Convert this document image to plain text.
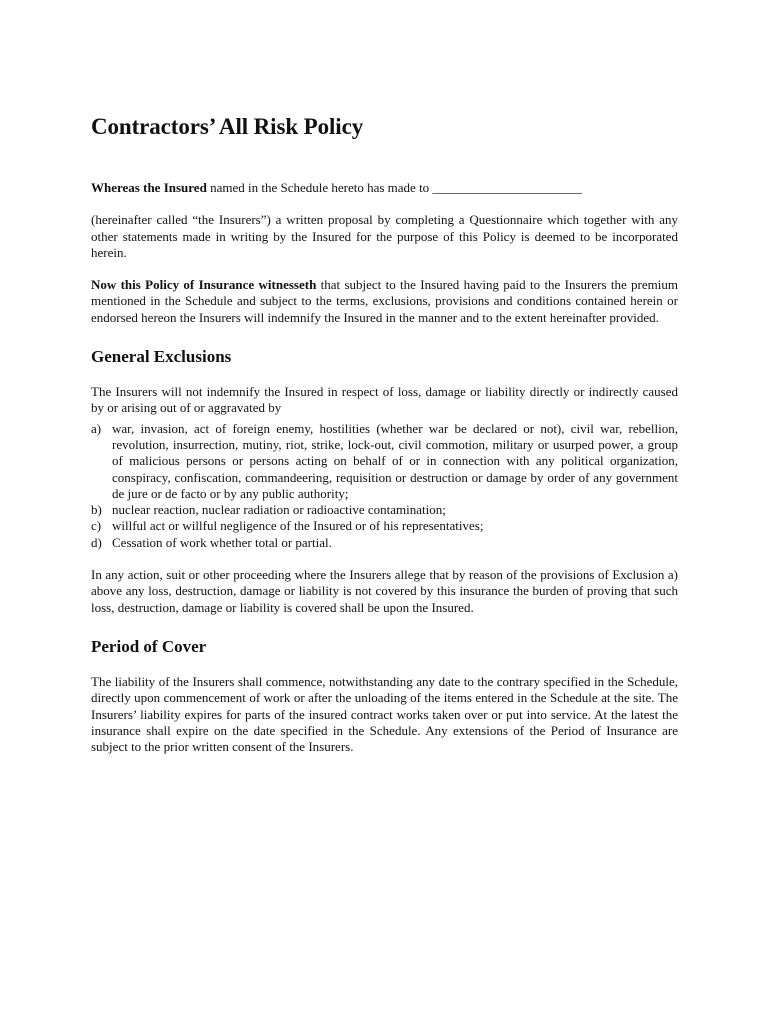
Contractors’ All Risk Policy

Whereas the Insured named in the Schedule hereto has made to _______________________

(hereinafter called “the Insurers”) a written proposal by completing a Questionnaire which together with any other statements made in writing by the Insured for the purpose of this Policy is deemed to be incorporated herein.

Now this Policy of Insurance witnesseth that subject to the Insured having paid to the Insurers the premium mentioned in the Schedule and subject to the terms, exclusions, provisions and conditions contained herein or endorsed hereon the Insurers will indemnify the Insured in the manner and to the extent hereinafter provided.

General Exclusions

The Insurers will not indemnify the Insured in respect of loss, damage or liability directly or indirectly caused by or arising out of or aggravated by

a) war, invasion, act of foreign enemy, hostilities (whether war be declared or not), civil war, rebellion, revolution, insurrection, mutiny, riot, strike, lock-out, civil commotion, military or usurped power, a group of malicious persons or persons acting on behalf of or in connection with any political organization, conspiracy, confiscation, commandeering, requisition or destruction or damage by order of any government de jure or de facto or by any public authority;
b) nuclear reaction, nuclear radiation or radioactive contamination;
c) willful act or willful negligence of the Insured or of his representatives;
d) Cessation of work whether total or partial.

In any action, suit or other proceeding where the Insurers allege that by reason of the provisions of Exclusion a) above any loss, destruction, damage or liability is not covered by this insurance the burden of proving that such loss, destruction, damage or liability is covered shall be upon the Insured.

Period of Cover

The liability of the Insurers shall commence, notwithstanding any date to the contrary specified in the Schedule, directly upon commencement of work or after the unloading of the items entered in the Schedule at the site. The Insurers’ liability expires for parts of the insured contract works taken over or put into service. At the latest the insurance shall expire on the date specified in the Schedule. Any extensions of the Period of Insurance are subject to the prior written consent of the Insurers.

● ● ● ● ● ● ●

Check each line of the records for the word "this", and show the lines that contain it.

Convert this document image to plain text.
(hereinafter called “the Insurers”) a written proposal by completing a Questionnaire which together with any other statements made in writing by the Insured for the purpose of this Policy is deemed to be incorporated herein.
Now this Policy of Insurance witnesseth that subject to the Insured having paid to the Insurers the premium mentioned in the Schedule and subject to the terms, exclusions, provisions and conditions contained herein or endorsed hereon the Insurers will indemnify the Insured in the manner and to the extent hereinafter provided.
In any action, suit or other proceeding where the Insurers allege that by reason of the provisions of Exclusion a) above any loss, destruction, damage or liability is not covered by this insurance the burden of proving that such loss, destruction, damage or liability is covered shall be upon the Insured.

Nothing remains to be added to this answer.